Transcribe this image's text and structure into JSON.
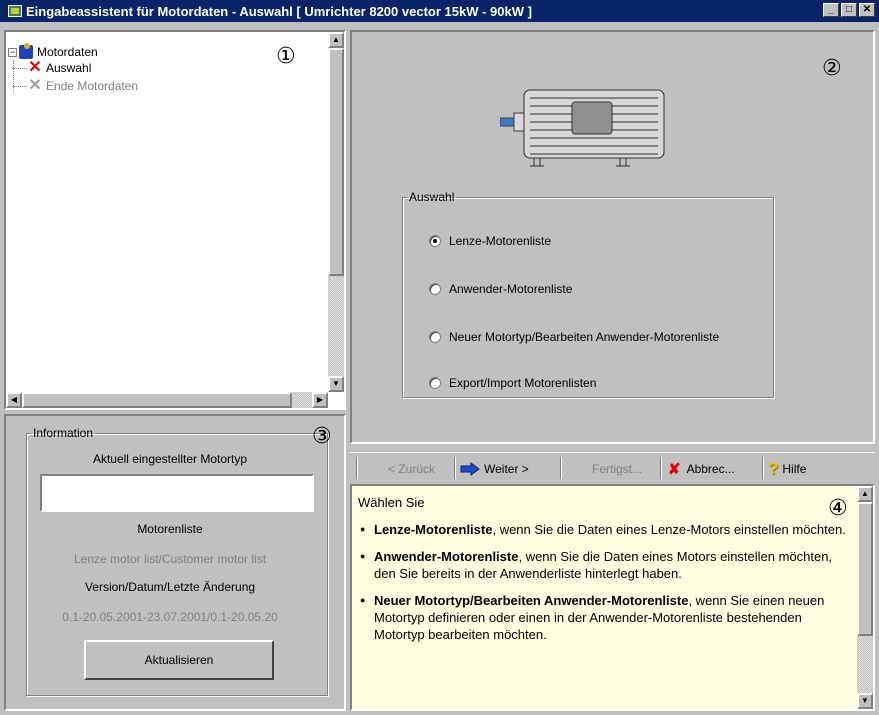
{
  "window": {
    "title": "Eingabeassistent für Motordaten - Auswahl  [ Umrichter 8200 vector 15kW - 90kW  ]",
    "minimize": "_",
    "maximize": "□",
    "close": "✕"
  },
  "markers": {
    "one": "①",
    "two": "②",
    "three": "③",
    "four": "④"
  },
  "tree": {
    "root_label": "Motordaten",
    "expander": "−",
    "items": [
      {
        "label": "Auswahl",
        "icon": "red-x-icon"
      },
      {
        "label": "Ende Motordaten",
        "icon": "gray-x-icon"
      }
    ]
  },
  "info": {
    "legend": "Information",
    "current_motor_label": "Aktuell eingestellter Motortyp",
    "current_motor_value": "",
    "motor_list_label": "Motorenliste",
    "motor_list_value": "Lenze motor list/Customer motor list",
    "version_label": "Version/Datum/Letzte Änderung",
    "version_value": "0.1-20.05.2001-23.07.2001/0.1-20.05.20",
    "refresh_button": "Aktualisieren"
  },
  "selection": {
    "legend": "Auswahl",
    "options": [
      {
        "label": "Lenze-Motorenliste",
        "checked": true
      },
      {
        "label": "Anwender-Motorenliste",
        "checked": false
      },
      {
        "label": "Neuer Motortyp/Bearbeiten Anwender-Motorenliste",
        "checked": false
      },
      {
        "label": "Export/Import Motorenlisten",
        "checked": false
      }
    ]
  },
  "toolbar": {
    "back": "< Zurück",
    "next": "Weiter >",
    "finish": "Fertigst...",
    "cancel": "Abbrec...",
    "help": "Hilfe"
  },
  "help": {
    "intro": "Wählen Sie",
    "items": [
      {
        "bold": "Lenze-Motorenliste",
        "text": ", wenn Sie die Daten eines Lenze-Motors einstellen möchten."
      },
      {
        "bold": "Anwender-Motorenliste",
        "text": ", wenn Sie die Daten eines Motors einstellen möchten, den Sie bereits in der Anwenderliste hinterlegt haben."
      },
      {
        "bold": "Neuer Motortyp/Bearbeiten Anwender-Motorenliste",
        "text": ", wenn Sie einen neuen Motortyp definieren oder einen in der Anwender-Motorenliste bestehenden Motortyp bearbeiten möchten."
      }
    ]
  }
}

----------

### TASK INSTRUCTIONS
Pick out the lines that contain "Motortyp" and copy them.

### WRITTEN REPLY
    "current_motor_label": "Aktuell eingestellter Motortyp",
        "label": "Neuer Motortyp/Bearbeiten Anwender-Motorenliste",
        "bold": "Neuer Motortyp/Bearbeiten Anwender-Motorenliste",
        "text": ", wenn Sie einen neuen Motortyp definieren oder einen in der Anwender-Motorenliste bestehenden Motortyp bearbeiten möchten."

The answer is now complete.